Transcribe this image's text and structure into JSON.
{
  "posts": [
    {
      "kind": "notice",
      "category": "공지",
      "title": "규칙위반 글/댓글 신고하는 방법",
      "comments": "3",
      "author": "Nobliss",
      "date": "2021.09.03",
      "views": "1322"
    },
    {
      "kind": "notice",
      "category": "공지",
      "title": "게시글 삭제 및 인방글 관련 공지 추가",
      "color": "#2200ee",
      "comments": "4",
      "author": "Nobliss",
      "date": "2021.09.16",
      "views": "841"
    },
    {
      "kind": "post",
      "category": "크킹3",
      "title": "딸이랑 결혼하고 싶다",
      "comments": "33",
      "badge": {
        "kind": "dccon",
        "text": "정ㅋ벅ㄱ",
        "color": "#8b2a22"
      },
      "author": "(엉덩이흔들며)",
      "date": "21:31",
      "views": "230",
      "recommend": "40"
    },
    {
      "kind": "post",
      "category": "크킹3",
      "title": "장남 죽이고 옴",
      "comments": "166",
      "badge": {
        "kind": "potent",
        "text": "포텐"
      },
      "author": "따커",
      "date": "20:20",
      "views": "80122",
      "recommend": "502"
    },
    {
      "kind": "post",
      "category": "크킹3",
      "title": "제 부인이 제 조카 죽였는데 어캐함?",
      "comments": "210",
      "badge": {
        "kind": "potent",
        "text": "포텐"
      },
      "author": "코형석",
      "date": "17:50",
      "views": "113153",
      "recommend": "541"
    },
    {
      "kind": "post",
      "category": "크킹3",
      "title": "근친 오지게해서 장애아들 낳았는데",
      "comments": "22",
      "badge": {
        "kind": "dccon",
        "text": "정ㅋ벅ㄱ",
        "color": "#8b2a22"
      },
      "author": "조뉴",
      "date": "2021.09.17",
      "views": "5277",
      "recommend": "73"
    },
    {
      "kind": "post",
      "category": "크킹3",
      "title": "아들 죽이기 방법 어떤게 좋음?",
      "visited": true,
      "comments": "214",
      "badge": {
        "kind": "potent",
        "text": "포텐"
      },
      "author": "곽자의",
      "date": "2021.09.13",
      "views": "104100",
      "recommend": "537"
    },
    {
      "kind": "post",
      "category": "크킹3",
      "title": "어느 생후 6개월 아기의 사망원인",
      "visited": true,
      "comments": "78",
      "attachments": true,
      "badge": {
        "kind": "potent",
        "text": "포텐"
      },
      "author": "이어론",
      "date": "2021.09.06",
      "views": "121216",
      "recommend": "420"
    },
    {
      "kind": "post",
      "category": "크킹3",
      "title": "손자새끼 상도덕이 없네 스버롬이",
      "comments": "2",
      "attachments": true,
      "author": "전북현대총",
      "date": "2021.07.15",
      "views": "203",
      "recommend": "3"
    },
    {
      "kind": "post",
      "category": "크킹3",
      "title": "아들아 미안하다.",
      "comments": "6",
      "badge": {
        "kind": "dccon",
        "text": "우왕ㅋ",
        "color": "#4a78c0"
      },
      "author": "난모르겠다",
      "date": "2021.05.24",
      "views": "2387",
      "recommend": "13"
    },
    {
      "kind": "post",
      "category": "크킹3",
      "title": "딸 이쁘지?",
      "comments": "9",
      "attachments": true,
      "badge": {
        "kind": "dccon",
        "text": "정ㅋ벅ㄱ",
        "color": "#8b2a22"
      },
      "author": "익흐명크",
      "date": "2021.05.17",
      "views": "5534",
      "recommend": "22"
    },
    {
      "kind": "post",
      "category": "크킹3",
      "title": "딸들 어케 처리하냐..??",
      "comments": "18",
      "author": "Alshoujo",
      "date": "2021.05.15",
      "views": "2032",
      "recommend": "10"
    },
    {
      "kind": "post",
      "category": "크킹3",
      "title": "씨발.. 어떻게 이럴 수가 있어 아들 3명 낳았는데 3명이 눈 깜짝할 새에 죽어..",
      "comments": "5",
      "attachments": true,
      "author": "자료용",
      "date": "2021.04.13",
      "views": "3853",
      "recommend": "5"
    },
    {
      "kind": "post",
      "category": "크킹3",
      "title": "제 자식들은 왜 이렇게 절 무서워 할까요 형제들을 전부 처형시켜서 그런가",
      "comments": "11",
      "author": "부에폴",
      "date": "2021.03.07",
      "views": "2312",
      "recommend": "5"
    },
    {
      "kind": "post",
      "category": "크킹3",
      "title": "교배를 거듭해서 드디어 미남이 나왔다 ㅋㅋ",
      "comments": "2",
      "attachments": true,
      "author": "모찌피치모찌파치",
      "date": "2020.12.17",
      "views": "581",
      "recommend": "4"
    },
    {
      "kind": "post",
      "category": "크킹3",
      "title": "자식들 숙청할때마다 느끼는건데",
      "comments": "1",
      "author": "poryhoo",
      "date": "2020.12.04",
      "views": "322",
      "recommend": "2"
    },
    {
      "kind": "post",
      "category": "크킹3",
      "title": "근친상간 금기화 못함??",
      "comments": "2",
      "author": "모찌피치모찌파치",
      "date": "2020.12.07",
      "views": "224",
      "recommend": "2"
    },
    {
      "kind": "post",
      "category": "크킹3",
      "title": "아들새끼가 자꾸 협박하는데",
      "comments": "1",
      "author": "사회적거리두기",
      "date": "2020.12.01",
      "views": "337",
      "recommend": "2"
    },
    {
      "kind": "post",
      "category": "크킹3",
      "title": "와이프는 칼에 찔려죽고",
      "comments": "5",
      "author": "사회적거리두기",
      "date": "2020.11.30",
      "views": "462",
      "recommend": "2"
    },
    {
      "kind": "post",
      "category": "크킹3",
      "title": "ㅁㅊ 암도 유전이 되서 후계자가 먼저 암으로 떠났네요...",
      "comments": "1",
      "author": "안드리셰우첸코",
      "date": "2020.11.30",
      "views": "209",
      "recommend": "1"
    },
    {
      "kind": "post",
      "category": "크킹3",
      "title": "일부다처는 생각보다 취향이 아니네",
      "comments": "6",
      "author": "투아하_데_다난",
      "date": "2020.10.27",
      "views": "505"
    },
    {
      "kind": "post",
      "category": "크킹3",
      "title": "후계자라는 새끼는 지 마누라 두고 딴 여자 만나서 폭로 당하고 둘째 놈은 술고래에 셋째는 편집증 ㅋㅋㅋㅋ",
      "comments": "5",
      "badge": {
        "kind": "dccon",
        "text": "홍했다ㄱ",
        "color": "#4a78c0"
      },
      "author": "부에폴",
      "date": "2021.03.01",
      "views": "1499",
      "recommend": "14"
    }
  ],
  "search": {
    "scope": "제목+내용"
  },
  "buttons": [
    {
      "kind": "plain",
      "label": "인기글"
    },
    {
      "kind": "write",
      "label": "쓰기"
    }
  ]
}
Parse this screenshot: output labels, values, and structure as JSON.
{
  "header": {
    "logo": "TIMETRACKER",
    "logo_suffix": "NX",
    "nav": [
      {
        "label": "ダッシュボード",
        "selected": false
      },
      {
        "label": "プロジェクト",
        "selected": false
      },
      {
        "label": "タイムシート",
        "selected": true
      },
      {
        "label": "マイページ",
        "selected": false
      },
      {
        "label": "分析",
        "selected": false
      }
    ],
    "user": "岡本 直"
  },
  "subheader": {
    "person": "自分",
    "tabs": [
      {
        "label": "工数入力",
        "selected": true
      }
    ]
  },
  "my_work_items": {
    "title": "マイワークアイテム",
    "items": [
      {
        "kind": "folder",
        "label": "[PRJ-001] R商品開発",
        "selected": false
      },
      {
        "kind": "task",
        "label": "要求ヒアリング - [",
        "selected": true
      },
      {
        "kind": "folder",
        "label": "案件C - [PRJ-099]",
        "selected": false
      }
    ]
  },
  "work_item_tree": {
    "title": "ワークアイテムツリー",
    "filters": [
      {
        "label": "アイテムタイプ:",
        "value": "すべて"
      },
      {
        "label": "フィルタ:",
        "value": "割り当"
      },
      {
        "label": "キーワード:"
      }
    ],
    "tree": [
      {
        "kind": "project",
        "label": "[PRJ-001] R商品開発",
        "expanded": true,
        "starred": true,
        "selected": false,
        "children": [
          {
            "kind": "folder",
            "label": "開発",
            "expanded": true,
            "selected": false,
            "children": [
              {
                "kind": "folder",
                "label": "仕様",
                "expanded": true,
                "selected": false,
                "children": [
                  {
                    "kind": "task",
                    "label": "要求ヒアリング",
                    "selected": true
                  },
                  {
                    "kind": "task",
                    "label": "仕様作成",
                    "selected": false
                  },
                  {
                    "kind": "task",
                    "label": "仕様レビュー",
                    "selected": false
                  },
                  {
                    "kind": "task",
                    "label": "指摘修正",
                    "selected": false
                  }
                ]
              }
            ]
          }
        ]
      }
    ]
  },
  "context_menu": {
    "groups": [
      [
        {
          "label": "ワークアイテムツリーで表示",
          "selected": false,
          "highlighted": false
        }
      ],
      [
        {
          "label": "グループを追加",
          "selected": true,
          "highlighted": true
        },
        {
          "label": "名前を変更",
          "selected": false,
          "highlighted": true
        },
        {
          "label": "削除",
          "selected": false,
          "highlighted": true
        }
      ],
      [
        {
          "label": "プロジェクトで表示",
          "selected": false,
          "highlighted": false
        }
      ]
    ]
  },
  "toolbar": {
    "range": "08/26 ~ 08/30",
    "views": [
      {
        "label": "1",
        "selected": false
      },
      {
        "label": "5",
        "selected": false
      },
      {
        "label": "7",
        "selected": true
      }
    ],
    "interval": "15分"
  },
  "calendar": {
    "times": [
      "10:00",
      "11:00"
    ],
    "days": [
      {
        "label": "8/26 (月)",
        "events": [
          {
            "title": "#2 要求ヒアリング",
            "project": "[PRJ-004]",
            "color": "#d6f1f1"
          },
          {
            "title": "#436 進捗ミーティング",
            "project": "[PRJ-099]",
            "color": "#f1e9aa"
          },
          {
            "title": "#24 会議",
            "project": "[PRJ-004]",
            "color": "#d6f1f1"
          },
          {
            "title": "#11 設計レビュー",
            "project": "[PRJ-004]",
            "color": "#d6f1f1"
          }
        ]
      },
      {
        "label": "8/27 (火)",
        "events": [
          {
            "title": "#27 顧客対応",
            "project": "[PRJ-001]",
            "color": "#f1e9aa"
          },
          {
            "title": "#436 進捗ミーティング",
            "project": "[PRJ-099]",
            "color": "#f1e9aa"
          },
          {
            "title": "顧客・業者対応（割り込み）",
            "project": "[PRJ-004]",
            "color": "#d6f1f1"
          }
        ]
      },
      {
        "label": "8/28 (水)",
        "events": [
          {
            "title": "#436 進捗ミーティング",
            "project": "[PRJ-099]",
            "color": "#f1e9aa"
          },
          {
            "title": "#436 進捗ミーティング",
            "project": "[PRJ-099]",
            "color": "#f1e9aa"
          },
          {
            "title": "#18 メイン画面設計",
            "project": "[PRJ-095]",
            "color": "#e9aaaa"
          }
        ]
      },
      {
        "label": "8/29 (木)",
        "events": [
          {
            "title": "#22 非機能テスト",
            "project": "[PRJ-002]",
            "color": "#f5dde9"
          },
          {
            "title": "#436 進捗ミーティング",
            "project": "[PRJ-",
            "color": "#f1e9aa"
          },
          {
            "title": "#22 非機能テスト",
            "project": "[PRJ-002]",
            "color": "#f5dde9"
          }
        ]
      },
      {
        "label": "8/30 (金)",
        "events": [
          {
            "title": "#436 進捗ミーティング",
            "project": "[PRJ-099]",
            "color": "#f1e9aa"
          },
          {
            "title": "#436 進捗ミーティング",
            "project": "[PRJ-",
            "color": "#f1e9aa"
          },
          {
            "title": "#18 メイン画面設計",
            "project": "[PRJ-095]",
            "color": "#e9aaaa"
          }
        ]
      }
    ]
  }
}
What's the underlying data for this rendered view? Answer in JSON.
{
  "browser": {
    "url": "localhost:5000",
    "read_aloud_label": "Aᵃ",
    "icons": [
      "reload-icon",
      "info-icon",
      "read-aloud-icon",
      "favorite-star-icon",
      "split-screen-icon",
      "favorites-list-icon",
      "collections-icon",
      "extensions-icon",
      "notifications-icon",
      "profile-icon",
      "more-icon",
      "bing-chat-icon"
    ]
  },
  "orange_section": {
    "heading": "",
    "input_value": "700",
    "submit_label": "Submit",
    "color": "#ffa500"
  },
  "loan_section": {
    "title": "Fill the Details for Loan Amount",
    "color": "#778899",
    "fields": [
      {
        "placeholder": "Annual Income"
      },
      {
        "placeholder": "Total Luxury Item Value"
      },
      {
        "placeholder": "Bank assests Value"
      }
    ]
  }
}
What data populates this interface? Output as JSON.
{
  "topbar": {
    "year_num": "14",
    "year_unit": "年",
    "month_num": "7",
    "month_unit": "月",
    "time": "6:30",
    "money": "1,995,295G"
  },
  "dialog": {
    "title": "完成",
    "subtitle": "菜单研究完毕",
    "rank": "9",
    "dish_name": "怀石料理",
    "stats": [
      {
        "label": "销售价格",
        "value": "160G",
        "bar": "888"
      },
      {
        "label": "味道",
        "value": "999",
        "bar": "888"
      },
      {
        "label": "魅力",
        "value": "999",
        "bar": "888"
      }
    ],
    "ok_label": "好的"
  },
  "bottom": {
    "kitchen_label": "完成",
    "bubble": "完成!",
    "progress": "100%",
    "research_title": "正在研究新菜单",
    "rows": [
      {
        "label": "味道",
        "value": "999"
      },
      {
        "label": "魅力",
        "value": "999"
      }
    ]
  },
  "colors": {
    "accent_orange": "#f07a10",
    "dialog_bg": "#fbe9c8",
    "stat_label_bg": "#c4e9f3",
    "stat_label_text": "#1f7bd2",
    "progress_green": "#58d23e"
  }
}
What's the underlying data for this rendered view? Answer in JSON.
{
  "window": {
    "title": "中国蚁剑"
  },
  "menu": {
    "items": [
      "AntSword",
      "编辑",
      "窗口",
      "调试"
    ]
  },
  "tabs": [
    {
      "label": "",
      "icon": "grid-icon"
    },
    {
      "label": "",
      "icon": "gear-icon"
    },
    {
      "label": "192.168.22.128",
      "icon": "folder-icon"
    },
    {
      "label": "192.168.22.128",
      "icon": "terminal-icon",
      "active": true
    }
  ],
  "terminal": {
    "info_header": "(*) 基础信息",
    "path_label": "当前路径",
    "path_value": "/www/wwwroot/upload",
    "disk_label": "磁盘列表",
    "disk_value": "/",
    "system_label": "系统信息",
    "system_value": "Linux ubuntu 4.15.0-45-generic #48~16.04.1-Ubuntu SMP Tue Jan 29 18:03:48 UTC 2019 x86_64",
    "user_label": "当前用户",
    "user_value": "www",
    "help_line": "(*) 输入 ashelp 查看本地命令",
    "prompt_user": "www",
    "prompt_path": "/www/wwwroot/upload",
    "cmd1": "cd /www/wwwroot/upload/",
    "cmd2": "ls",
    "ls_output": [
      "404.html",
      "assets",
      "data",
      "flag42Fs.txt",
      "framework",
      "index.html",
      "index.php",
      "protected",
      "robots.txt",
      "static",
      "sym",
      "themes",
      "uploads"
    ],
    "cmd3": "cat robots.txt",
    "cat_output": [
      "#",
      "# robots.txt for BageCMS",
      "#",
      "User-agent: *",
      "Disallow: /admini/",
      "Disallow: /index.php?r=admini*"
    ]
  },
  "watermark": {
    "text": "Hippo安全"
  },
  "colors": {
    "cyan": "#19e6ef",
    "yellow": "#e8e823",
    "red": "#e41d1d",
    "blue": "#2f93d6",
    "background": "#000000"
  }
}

◆ EXERCISE GOAL:
From the listing above, copy out each line where the word "placeholder" appears.

◆ EXERCISE ANSWER:
        "placeholder": "Annual Income"
        "placeholder": "Total Luxury Item Value"
        "placeholder": "Bank assests Value"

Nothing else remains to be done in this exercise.